[Stored records]
_ _ _ _ _ _ _

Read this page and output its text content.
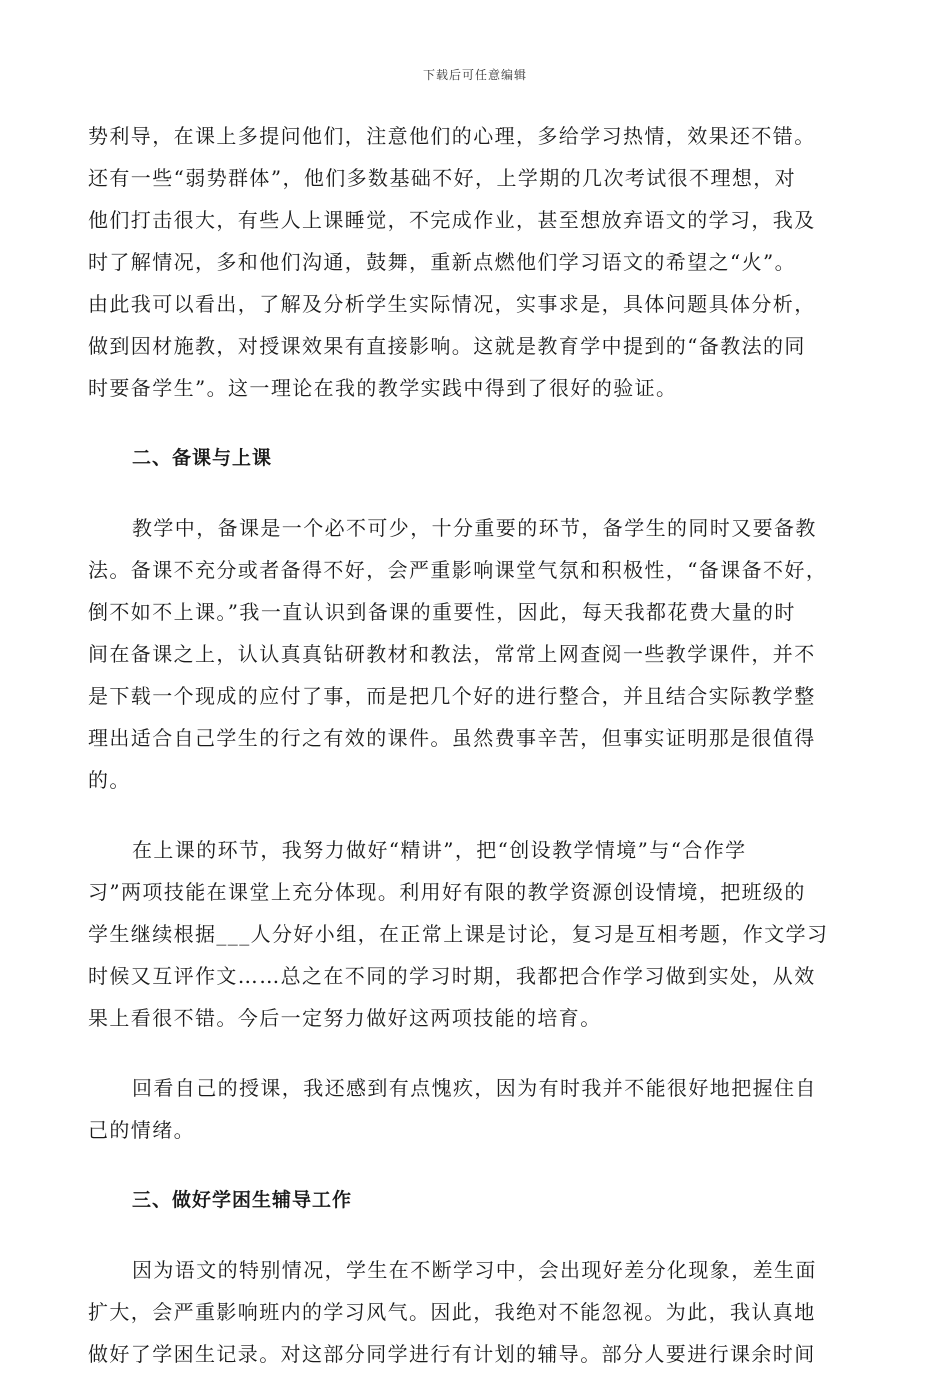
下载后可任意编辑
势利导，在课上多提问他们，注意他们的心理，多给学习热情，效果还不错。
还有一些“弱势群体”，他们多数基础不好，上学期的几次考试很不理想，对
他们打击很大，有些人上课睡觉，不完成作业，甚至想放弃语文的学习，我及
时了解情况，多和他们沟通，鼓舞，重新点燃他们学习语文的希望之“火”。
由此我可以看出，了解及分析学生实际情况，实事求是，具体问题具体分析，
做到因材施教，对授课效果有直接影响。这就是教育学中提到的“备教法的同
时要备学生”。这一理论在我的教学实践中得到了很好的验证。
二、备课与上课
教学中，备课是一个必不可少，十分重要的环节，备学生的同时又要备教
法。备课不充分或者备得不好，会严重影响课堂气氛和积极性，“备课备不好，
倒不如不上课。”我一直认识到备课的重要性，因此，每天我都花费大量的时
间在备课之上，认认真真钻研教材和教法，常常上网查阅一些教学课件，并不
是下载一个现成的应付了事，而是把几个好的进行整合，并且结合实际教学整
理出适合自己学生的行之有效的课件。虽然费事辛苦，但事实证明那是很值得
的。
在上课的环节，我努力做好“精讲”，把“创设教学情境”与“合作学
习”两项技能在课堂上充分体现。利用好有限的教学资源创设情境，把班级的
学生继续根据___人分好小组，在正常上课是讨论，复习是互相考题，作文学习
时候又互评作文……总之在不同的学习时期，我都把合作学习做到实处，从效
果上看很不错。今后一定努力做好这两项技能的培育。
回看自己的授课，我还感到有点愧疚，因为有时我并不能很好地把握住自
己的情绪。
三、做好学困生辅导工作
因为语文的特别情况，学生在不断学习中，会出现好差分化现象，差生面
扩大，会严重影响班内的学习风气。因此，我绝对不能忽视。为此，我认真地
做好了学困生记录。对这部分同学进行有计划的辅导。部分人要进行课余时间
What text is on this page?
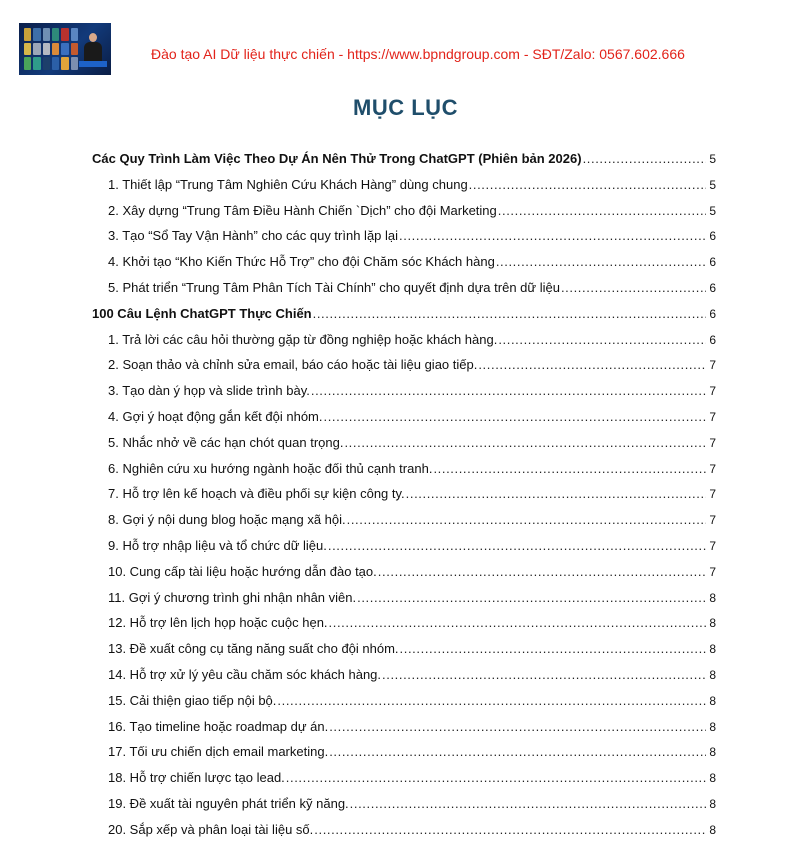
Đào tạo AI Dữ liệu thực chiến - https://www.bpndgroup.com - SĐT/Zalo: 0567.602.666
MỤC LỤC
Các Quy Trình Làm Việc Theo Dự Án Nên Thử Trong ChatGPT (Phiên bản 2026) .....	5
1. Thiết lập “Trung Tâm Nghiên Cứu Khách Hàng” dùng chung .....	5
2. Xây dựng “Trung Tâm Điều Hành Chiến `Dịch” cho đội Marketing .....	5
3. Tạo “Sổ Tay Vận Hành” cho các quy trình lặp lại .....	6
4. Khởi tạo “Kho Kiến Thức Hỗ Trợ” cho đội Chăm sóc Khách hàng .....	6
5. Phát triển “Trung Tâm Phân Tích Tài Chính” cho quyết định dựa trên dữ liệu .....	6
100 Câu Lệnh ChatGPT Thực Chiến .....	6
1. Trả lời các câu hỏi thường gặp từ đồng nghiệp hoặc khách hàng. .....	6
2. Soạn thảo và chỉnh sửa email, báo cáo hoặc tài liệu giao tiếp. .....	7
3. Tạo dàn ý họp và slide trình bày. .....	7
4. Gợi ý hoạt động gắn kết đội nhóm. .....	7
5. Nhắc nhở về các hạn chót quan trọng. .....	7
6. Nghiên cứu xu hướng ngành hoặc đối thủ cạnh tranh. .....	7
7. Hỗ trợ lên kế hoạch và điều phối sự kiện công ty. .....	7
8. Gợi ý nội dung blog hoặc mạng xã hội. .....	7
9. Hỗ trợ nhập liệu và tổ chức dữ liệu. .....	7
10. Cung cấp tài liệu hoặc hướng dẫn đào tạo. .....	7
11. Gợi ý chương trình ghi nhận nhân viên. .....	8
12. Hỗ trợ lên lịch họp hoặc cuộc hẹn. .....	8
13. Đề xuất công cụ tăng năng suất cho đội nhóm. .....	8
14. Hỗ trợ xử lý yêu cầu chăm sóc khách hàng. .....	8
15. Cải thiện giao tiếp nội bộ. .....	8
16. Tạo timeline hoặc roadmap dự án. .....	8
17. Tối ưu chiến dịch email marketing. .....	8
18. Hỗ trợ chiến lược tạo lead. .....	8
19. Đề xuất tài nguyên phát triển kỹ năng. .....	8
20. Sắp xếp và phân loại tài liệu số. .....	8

_ _ _ _ _ _ _

(YOUR OBJECTIVE) Show the lines of the data that hold the word "tiếp".

(RESULT OF THE EXERCISE)
2. Soạn thảo và chỉnh sửa email, báo cáo hoặc tài liệu giao tiếp. .....	7
15. Cải thiện giao tiếp nội bộ. .....	8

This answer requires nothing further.